:: PROVIDED ENTRIES ::

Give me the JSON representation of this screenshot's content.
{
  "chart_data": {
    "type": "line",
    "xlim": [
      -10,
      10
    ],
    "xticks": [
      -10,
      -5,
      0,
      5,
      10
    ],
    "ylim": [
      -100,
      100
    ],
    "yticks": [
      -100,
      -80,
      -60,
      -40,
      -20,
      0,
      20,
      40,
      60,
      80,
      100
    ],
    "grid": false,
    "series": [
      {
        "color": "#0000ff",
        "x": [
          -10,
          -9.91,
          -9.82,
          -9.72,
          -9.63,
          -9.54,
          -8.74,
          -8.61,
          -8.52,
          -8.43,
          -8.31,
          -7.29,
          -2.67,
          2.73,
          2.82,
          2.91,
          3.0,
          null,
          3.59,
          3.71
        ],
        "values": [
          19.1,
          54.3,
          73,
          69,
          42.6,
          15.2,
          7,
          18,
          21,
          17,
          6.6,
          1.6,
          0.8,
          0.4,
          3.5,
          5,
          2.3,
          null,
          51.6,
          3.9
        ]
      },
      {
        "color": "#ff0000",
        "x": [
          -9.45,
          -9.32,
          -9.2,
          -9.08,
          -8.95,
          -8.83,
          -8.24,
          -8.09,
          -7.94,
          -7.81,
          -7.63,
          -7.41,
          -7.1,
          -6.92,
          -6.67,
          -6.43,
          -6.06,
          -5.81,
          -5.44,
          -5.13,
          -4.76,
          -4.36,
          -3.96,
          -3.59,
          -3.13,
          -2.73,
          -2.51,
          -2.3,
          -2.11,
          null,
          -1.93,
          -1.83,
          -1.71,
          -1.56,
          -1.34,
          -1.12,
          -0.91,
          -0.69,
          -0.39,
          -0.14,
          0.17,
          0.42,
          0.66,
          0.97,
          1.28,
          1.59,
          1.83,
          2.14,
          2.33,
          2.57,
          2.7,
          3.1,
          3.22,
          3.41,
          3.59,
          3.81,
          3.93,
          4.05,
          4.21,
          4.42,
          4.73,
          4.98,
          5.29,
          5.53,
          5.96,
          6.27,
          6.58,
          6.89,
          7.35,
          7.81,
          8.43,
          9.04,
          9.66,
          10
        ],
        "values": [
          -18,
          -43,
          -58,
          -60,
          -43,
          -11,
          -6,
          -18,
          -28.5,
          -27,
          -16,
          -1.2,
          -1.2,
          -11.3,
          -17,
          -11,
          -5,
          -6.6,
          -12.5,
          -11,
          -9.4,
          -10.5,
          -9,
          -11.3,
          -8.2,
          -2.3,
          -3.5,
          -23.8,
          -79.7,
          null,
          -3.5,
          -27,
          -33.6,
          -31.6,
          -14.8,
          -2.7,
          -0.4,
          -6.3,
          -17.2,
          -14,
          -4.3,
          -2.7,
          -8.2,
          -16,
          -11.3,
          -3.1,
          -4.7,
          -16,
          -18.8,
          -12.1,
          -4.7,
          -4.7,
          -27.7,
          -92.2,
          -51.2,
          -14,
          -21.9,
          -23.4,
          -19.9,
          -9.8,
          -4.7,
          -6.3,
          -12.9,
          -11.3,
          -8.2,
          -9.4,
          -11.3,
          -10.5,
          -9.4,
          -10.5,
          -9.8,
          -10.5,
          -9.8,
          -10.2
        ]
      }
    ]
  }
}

:::

WRITTEN REQUEST
Your task is to reproduce all of the records exactly.

RESULT OF THE TASK
Give me the JSON representation of this screenshot's content.
{
  "chart_data": {
    "type": "line",
    "xlim": [
      -10,
      10
    ],
    "xticks": [
      -10,
      -5,
      0,
      5,
      10
    ],
    "ylim": [
      -100,
      100
    ],
    "yticks": [
      -100,
      -80,
      -60,
      -40,
      -20,
      0,
      20,
      40,
      60,
      80,
      100
    ],
    "grid": false,
    "series": [
      {
        "color": "#0000ff",
        "x": [
          -10,
          -9.91,
          -9.82,
          -9.72,
          -9.63,
          -9.54,
          -8.74,
          -8.61,
          -8.52,
          -8.43,
          -8.31,
          -7.29,
          -2.67,
          2.73,
          2.82,
          2.91,
          3.0,
          null,
          3.59,
          3.71
        ],
        "values": [
          19.1,
          54.3,
          73,
          69,
          42.6,
          15.2,
          7,
          18,
          21,
          17,
          6.6,
          1.6,
          0.8,
          0.4,
          3.5,
          5,
          2.3,
          null,
          51.6,
          3.9
        ]
      },
      {
        "color": "#ff0000",
        "x": [
          -9.45,
          -9.32,
          -9.2,
          -9.08,
          -8.95,
          -8.83,
          -8.24,
          -8.09,
          -7.94,
          -7.81,
          -7.63,
          -7.41,
          -7.1,
          -6.92,
          -6.67,
          -6.43,
          -6.06,
          -5.81,
          -5.44,
          -5.13,
          -4.76,
          -4.36,
          -3.96,
          -3.59,
          -3.13,
          -2.73,
          -2.51,
          -2.3,
          -2.11,
          null,
          -1.93,
          -1.83,
          -1.71,
          -1.56,
          -1.34,
          -1.12,
          -0.91,
          -0.69,
          -0.39,
          -0.14,
          0.17,
          0.42,
          0.66,
          0.97,
          1.28,
          1.59,
          1.83,
          2.14,
          2.33,
          2.57,
          2.7,
          3.1,
          3.22,
          3.41,
          3.59,
          3.81,
          3.93,
          4.05,
          4.21,
          4.42,
          4.73,
          4.98,
          5.29,
          5.53,
          5.96,
          6.27,
          6.58,
          6.89,
          7.35,
          7.81,
          8.43,
          9.04,
          9.66,
          10
        ],
        "values": [
          -18,
          -43,
          -58,
          -60,
          -43,
          -11,
          -6,
          -18,
          -28.5,
          -27,
          -16,
          -1.2,
          -1.2,
          -11.3,
          -17,
          -11,
          -5,
          -6.6,
          -12.5,
          -11,
          -9.4,
          -10.5,
          -9,
          -11.3,
          -8.2,
          -2.3,
          -3.5,
          -23.8,
          -79.7,
          null,
          -3.5,
          -27,
          -33.6,
          -31.6,
          -14.8,
          -2.7,
          -0.4,
          -6.3,
          -17.2,
          -14,
          -4.3,
          -2.7,
          -8.2,
          -16,
          -11.3,
          -3.1,
          -4.7,
          -16,
          -18.8,
          -12.1,
          -4.7,
          -4.7,
          -27.7,
          -92.2,
          -51.2,
          -14,
          -21.9,
          -23.4,
          -19.9,
          -9.8,
          -4.7,
          -6.3,
          -12.9,
          -11.3,
          -8.2,
          -9.4,
          -11.3,
          -10.5,
          -9.4,
          -10.5,
          -9.8,
          -10.5,
          -9.8,
          -10.2
        ]
      }
    ]
  }
}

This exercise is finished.